## [TASK REQUIREMENTS]
Write out the listing below in full and exactly, leaving out every picture.

## [LISTED RECORDS]
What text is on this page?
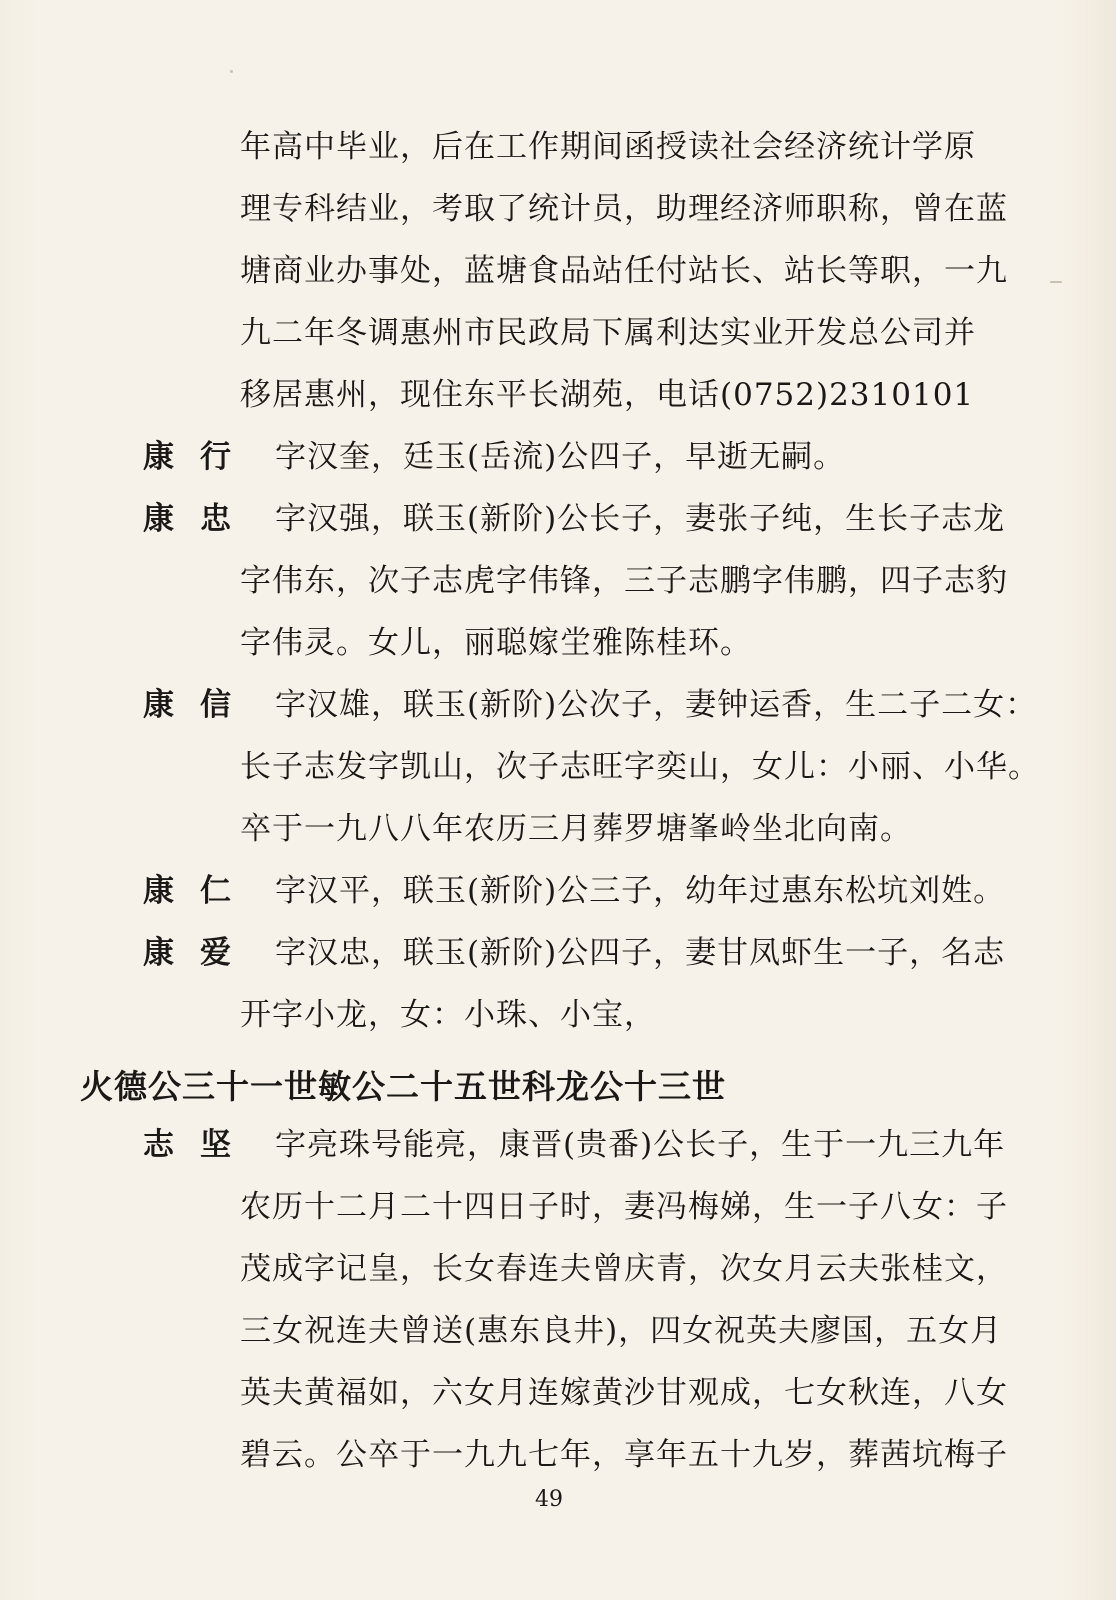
年高中毕业，后在工作期间函授读社会经济统计学原
理专科结业，考取了统计员，助理经济师职称，曾在蓝
塘商业办事处，蓝塘食品站任付站长、站长等职，一九
九二年冬调惠州市民政局下属利达实业开发总公司并
移居惠州，现住东平长湖苑，电话(0752)2310101
康行 字汉奎，廷玉(岳流)公四子，早逝无嗣。
康忠 字汉强，联玉(新阶)公长子，妻张子纯，生长子志龙
字伟东，次子志虎字伟锋，三子志鹏字伟鹏，四子志豹
字伟灵。女儿，丽聪嫁坣雅陈桂环。
康信 字汉雄，联玉(新阶)公次子，妻钟运香，生二子二女：
长子志发字凯山，次子志旺字奕山，女儿：小丽、小华。
卒于一九八八年农历三月葬罗塘峯岭坐北向南。
康仁 字汉平，联玉(新阶)公三子，幼年过惠东松坑刘姓。
康爱 字汉忠，联玉(新阶)公四子，妻甘凤虾生一子，名志
开字小龙，女：小珠、小宝，
火德公三十一世敏公二十五世科龙公十三世
志坚 字亮珠号能亮，康晋(贵番)公长子，生于一九三九年
农历十二月二十四日子时，妻冯梅娣，生一子八女：子
茂成字记皇，长女春连夫曾庆青，次女月云夫张桂文，
三女祝连夫曾送(惠东良井)，四女祝英夫廖国，五女月
英夫黄福如，六女月连嫁黄沙甘观成，七女秋连，八女
碧云。公卒于一九九七年，享年五十九岁，葬茜坑梅子
49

## [TASK OUTPUT]
What text is on this page?
年高中毕业，后在工作期间函授读社会经济统计学原
理专科结业，考取了统计员，助理经济师职称，曾在蓝
塘商业办事处，蓝塘食品站任付站长、站长等职，一九
九二年冬调惠州市民政局下属利达实业开发总公司并
移居惠州，现住东平长湖苑，电话(0752)2310101
康行 字汉奎，廷玉(岳流)公四子，早逝无嗣。
康忠 字汉强，联玉(新阶)公长子，妻张子纯，生长子志龙
字伟东，次子志虎字伟锋，三子志鹏字伟鹏，四子志豹
字伟灵。女儿，丽聪嫁坣雅陈桂环。
康信 字汉雄，联玉(新阶)公次子，妻钟运香，生二子二女：
长子志发字凯山，次子志旺字奕山，女儿：小丽、小华。
卒于一九八八年农历三月葬罗塘峯岭坐北向南。
康仁 字汉平，联玉(新阶)公三子，幼年过惠东松坑刘姓。
康爱 字汉忠，联玉(新阶)公四子，妻甘凤虾生一子，名志
开字小龙，女：小珠、小宝，
火德公三十一世敏公二十五世科龙公十三世
志坚 字亮珠号能亮，康晋(贵番)公长子，生于一九三九年
农历十二月二十四日子时，妻冯梅娣，生一子八女：子
茂成字记皇，长女春连夫曾庆青，次女月云夫张桂文，
三女祝连夫曾送(惠东良井)，四女祝英夫廖国，五女月
英夫黄福如，六女月连嫁黄沙甘观成，七女秋连，八女
碧云。公卒于一九九七年，享年五十九岁，葬茜坑梅子
49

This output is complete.